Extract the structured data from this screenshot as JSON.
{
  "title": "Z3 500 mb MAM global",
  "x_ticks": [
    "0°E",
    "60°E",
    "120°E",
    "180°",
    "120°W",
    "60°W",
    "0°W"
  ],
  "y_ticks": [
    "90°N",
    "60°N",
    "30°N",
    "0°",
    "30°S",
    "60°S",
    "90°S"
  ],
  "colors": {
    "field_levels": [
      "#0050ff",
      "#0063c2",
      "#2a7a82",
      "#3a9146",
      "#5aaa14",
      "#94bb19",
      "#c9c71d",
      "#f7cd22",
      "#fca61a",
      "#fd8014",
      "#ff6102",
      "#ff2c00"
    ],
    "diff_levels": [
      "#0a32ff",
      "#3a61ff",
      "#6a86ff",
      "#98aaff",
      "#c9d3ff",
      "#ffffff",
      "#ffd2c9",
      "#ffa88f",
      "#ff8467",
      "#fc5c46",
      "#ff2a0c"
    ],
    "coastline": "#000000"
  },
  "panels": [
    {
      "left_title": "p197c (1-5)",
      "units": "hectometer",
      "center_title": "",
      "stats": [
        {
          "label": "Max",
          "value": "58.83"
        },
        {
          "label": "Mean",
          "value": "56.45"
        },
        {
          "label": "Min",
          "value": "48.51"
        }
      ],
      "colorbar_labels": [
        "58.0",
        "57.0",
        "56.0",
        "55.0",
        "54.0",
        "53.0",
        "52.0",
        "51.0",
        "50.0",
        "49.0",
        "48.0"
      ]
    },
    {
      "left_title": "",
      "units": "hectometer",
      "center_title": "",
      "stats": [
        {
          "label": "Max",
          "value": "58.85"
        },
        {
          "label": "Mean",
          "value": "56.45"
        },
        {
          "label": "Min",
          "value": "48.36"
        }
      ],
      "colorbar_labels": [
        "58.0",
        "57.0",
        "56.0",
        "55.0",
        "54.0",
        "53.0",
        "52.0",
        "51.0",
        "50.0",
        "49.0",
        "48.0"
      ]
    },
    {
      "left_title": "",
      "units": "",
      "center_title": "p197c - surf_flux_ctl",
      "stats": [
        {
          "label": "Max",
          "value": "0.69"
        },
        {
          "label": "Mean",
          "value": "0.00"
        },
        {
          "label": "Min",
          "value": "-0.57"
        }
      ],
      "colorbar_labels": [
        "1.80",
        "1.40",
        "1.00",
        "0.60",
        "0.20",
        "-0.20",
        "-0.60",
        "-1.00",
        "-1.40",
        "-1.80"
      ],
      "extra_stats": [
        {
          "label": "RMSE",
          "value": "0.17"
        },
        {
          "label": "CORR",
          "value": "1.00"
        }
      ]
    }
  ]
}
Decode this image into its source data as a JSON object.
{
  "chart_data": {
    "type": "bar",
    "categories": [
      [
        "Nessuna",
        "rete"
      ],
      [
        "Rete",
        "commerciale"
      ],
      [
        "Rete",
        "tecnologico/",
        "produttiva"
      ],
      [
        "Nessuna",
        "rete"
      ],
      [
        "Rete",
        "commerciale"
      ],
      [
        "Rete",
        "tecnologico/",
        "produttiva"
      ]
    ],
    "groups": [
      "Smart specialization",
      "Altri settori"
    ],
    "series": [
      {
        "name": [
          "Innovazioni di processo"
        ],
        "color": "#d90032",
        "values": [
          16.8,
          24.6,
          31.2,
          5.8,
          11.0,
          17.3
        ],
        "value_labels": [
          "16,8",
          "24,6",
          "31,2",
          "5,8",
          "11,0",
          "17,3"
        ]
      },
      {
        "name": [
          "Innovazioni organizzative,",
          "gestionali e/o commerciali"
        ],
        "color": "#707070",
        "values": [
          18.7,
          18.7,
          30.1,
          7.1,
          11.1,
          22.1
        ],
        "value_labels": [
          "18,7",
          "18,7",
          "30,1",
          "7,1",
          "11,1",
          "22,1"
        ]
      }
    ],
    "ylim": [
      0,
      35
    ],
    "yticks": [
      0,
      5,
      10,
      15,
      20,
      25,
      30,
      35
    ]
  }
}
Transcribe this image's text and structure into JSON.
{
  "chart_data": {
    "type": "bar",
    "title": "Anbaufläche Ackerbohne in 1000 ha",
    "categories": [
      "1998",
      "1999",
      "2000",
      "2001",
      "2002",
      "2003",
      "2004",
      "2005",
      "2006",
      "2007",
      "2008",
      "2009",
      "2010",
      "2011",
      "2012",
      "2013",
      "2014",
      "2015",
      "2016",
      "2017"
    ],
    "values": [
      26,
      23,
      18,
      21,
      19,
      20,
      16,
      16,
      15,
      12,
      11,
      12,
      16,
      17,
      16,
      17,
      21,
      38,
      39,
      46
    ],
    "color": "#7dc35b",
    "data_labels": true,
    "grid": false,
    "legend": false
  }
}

| Task instructions |
Faithfully copy every entry, leaving nothing out.

| Exercise result |
Extract the structured data from this screenshot as JSON.
{
  "title": "Z3 500 mb MAM global",
  "x_ticks": [
    "0°E",
    "60°E",
    "120°E",
    "180°",
    "120°W",
    "60°W",
    "0°W"
  ],
  "y_ticks": [
    "90°N",
    "60°N",
    "30°N",
    "0°",
    "30°S",
    "60°S",
    "90°S"
  ],
  "colors": {
    "field_levels": [
      "#0050ff",
      "#0063c2",
      "#2a7a82",
      "#3a9146",
      "#5aaa14",
      "#94bb19",
      "#c9c71d",
      "#f7cd22",
      "#fca61a",
      "#fd8014",
      "#ff6102",
      "#ff2c00"
    ],
    "diff_levels": [
      "#0a32ff",
      "#3a61ff",
      "#6a86ff",
      "#98aaff",
      "#c9d3ff",
      "#ffffff",
      "#ffd2c9",
      "#ffa88f",
      "#ff8467",
      "#fc5c46",
      "#ff2a0c"
    ],
    "coastline": "#000000"
  },
  "panels": [
    {
      "left_title": "p197c (1-5)",
      "units": "hectometer",
      "center_title": "",
      "stats": [
        {
          "label": "Max",
          "value": "58.83"
        },
        {
          "label": "Mean",
          "value": "56.45"
        },
        {
          "label": "Min",
          "value": "48.51"
        }
      ],
      "colorbar_labels": [
        "58.0",
        "57.0",
        "56.0",
        "55.0",
        "54.0",
        "53.0",
        "52.0",
        "51.0",
        "50.0",
        "49.0",
        "48.0"
      ]
    },
    {
      "left_title": "",
      "units": "hectometer",
      "center_title": "",
      "stats": [
        {
          "label": "Max",
          "value": "58.85"
        },
        {
          "label": "Mean",
          "value": "56.45"
        },
        {
          "label": "Min",
          "value": "48.36"
        }
      ],
      "colorbar_labels": [
        "58.0",
        "57.0",
        "56.0",
        "55.0",
        "54.0",
        "53.0",
        "52.0",
        "51.0",
        "50.0",
        "49.0",
        "48.0"
      ]
    },
    {
      "left_title": "",
      "units": "",
      "center_title": "p197c - surf_flux_ctl",
      "stats": [
        {
          "label": "Max",
          "value": "0.69"
        },
        {
          "label": "Mean",
          "value": "0.00"
        },
        {
          "label": "Min",
          "value": "-0.57"
        }
      ],
      "colorbar_labels": [
        "1.80",
        "1.40",
        "1.00",
        "0.60",
        "0.20",
        "-0.20",
        "-0.60",
        "-1.00",
        "-1.40",
        "-1.80"
      ],
      "extra_stats": [
        {
          "label": "RMSE",
          "value": "0.17"
        },
        {
          "label": "CORR",
          "value": "1.00"
        }
      ]
    }
  ]
}
Decode this image into its source data as a JSON object.
{
  "chart_data": {
    "type": "bar",
    "categories": [
      [
        "Nessuna",
        "rete"
      ],
      [
        "Rete",
        "commerciale"
      ],
      [
        "Rete",
        "tecnologico/",
        "produttiva"
      ],
      [
        "Nessuna",
        "rete"
      ],
      [
        "Rete",
        "commerciale"
      ],
      [
        "Rete",
        "tecnologico/",
        "produttiva"
      ]
    ],
    "groups": [
      "Smart specialization",
      "Altri settori"
    ],
    "series": [
      {
        "name": [
          "Innovazioni di processo"
        ],
        "color": "#d90032",
        "values": [
          16.8,
          24.6,
          31.2,
          5.8,
          11.0,
          17.3
        ],
        "value_labels": [
          "16,8",
          "24,6",
          "31,2",
          "5,8",
          "11,0",
          "17,3"
        ]
      },
      {
        "name": [
          "Innovazioni organizzative,",
          "gestionali e/o commerciali"
        ],
        "color": "#707070",
        "values": [
          18.7,
          18.7,
          30.1,
          7.1,
          11.1,
          22.1
        ],
        "value_labels": [
          "18,7",
          "18,7",
          "30,1",
          "7,1",
          "11,1",
          "22,1"
        ]
      }
    ],
    "ylim": [
      0,
      35
    ],
    "yticks": [
      0,
      5,
      10,
      15,
      20,
      25,
      30,
      35
    ]
  }
}
Transcribe this image's text and structure into JSON.
{
  "chart_data": {
    "type": "bar",
    "title": "Anbaufläche Ackerbohne in 1000 ha",
    "categories": [
      "1998",
      "1999",
      "2000",
      "2001",
      "2002",
      "2003",
      "2004",
      "2005",
      "2006",
      "2007",
      "2008",
      "2009",
      "2010",
      "2011",
      "2012",
      "2013",
      "2014",
      "2015",
      "2016",
      "2017"
    ],
    "values": [
      26,
      23,
      18,
      21,
      19,
      20,
      16,
      16,
      15,
      12,
      11,
      12,
      16,
      17,
      16,
      17,
      21,
      38,
      39,
      46
    ],
    "color": "#7dc35b",
    "data_labels": true,
    "grid": false,
    "legend": false
  }
}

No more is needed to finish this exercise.